Data entries
◆ ◆ ◆ ◆ ◆ ◆ ◆

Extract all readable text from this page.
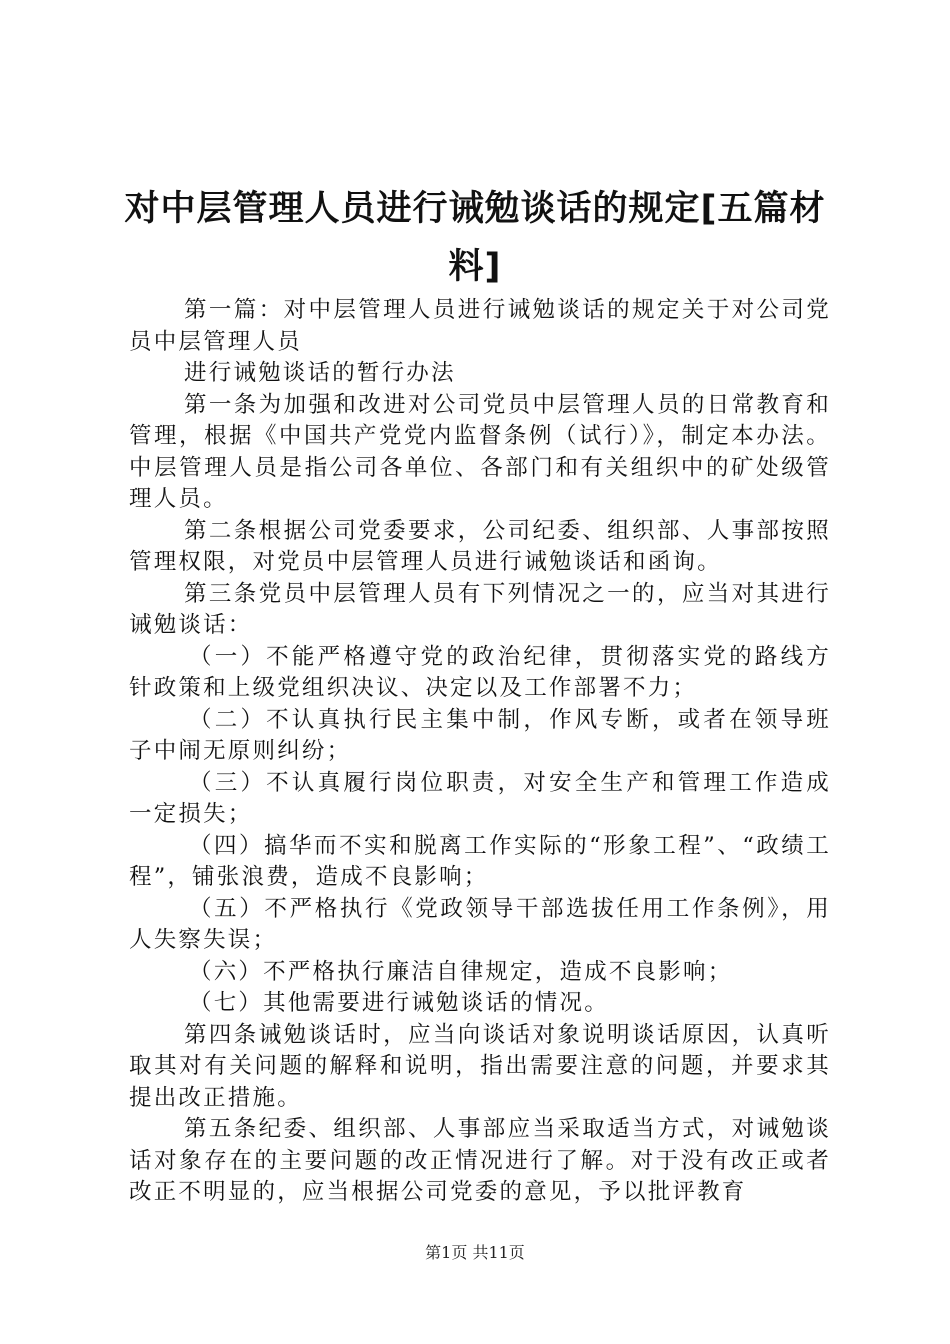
对中层管理人员进行诫勉谈话的规定[五篇材料]

第一篇：对中层管理人员进行诫勉谈话的规定关于对公司党员中层管理人员

进行诫勉谈话的暂行办法

第一条为加强和改进对公司党员中层管理人员的日常教育和管理，根据《中国共产党党内监督条例（试行）》，制定本办法。中层管理人员是指公司各单位、各部门和有关组织中的矿处级管理人员。

第二条根据公司党委要求，公司纪委、组织部、人事部按照管理权限，对党员中层管理人员进行诫勉谈话和函询。

第三条党员中层管理人员有下列情况之一的，应当对其进行诫勉谈话：

（一）不能严格遵守党的政治纪律，贯彻落实党的路线方针政策和上级党组织决议、决定以及工作部署不力；

（二）不认真执行民主集中制，作风专断，或者在领导班子中闹无原则纠纷；

（三）不认真履行岗位职责，对安全生产和管理工作造成一定损失；

（四）搞华而不实和脱离工作实际的“形象工程”、“政绩工程”，铺张浪费，造成不良影响；

（五）不严格执行《党政领导干部选拔任用工作条例》，用人失察失误；

（六）不严格执行廉洁自律规定，造成不良影响；

（七）其他需要进行诫勉谈话的情况。

第四条诫勉谈话时，应当向谈话对象说明谈话原因，认真听取其对有关问题的解释和说明，指出需要注意的问题，并要求其提出改正措施。

第五条纪委、组织部、人事部应当采取适当方式，对诫勉谈话对象存在的主要问题的改正情况进行了解。对于没有改正或者改正不明显的，应当根据公司党委的意见，予以批评教育

第1页 共11页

◆ ◆ ◆ ◆ ◆ ◆ ◆

YOUR INSTRUCTIONS: Take the listing and print it again exactly, but without any pictures.

ANSWER FOR THE TASK:
Extract all readable text from this page.
对中层管理人员进行诫勉谈话的规定[五篇材料]

第一篇：对中层管理人员进行诫勉谈话的规定关于对公司党员中层管理人员

进行诫勉谈话的暂行办法

第一条为加强和改进对公司党员中层管理人员的日常教育和管理，根据《中国共产党党内监督条例（试行）》，制定本办法。中层管理人员是指公司各单位、各部门和有关组织中的矿处级管理人员。

第二条根据公司党委要求，公司纪委、组织部、人事部按照管理权限，对党员中层管理人员进行诫勉谈话和函询。

第三条党员中层管理人员有下列情况之一的，应当对其进行诫勉谈话：

（一）不能严格遵守党的政治纪律，贯彻落实党的路线方针政策和上级党组织决议、决定以及工作部署不力；

（二）不认真执行民主集中制，作风专断，或者在领导班子中闹无原则纠纷；

（三）不认真履行岗位职责，对安全生产和管理工作造成一定损失；

（四）搞华而不实和脱离工作实际的“形象工程”、“政绩工程”，铺张浪费，造成不良影响；

（五）不严格执行《党政领导干部选拔任用工作条例》，用人失察失误；

（六）不严格执行廉洁自律规定，造成不良影响；

（七）其他需要进行诫勉谈话的情况。

第四条诫勉谈话时，应当向谈话对象说明谈话原因，认真听取其对有关问题的解释和说明，指出需要注意的问题，并要求其提出改正措施。

第五条纪委、组织部、人事部应当采取适当方式，对诫勉谈话对象存在的主要问题的改正情况进行了解。对于没有改正或者改正不明显的，应当根据公司党委的意见，予以批评教育

第1页 共11页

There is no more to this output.